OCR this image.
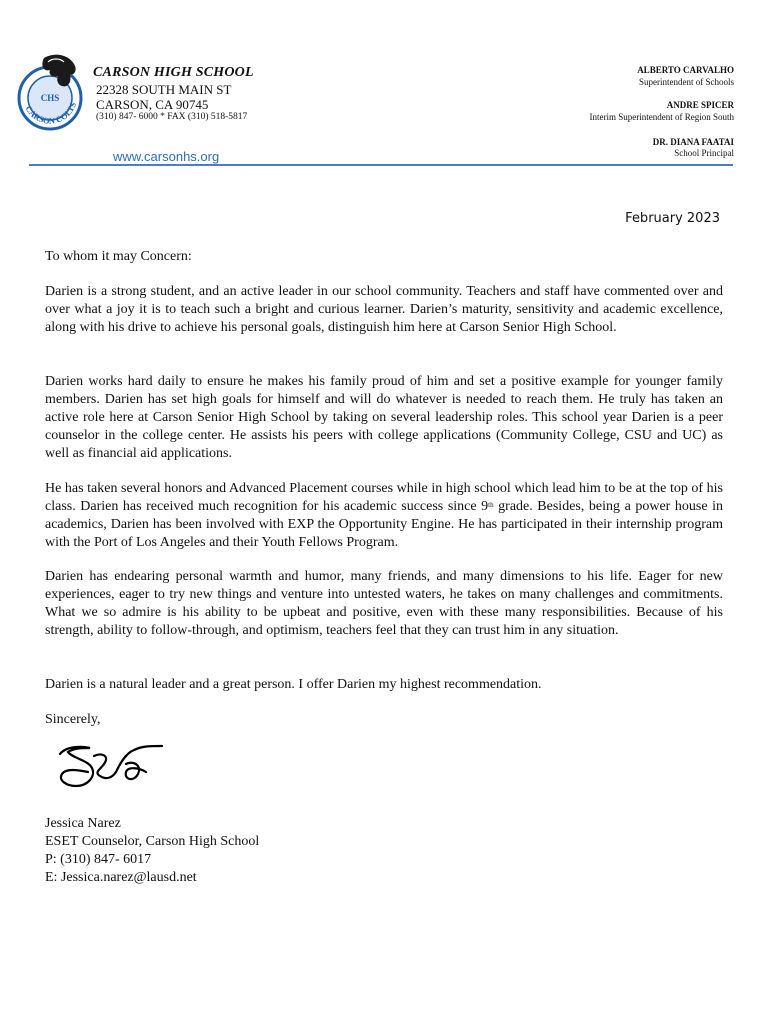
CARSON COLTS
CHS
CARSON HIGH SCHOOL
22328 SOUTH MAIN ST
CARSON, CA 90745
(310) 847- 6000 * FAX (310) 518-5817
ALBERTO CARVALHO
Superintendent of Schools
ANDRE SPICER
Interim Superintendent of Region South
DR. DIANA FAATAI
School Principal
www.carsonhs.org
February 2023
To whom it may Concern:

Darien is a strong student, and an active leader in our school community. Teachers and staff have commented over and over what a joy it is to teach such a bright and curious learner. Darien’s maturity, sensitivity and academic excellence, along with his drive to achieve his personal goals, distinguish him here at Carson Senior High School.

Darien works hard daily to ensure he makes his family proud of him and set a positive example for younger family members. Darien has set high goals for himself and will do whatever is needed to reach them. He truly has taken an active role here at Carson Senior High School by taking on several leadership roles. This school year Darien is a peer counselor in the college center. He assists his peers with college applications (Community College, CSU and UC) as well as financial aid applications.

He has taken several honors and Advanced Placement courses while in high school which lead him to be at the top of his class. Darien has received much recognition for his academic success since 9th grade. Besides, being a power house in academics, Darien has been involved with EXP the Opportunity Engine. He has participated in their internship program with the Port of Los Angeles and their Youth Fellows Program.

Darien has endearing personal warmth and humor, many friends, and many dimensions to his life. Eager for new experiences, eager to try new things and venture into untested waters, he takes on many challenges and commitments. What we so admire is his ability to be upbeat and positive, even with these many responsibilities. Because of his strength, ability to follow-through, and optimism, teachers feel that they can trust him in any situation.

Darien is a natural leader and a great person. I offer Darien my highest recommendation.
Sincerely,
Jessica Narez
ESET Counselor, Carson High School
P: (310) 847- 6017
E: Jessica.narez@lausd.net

•••

To be done
Reply with only the number of lines in the entries that contain the word "academic".

The response
2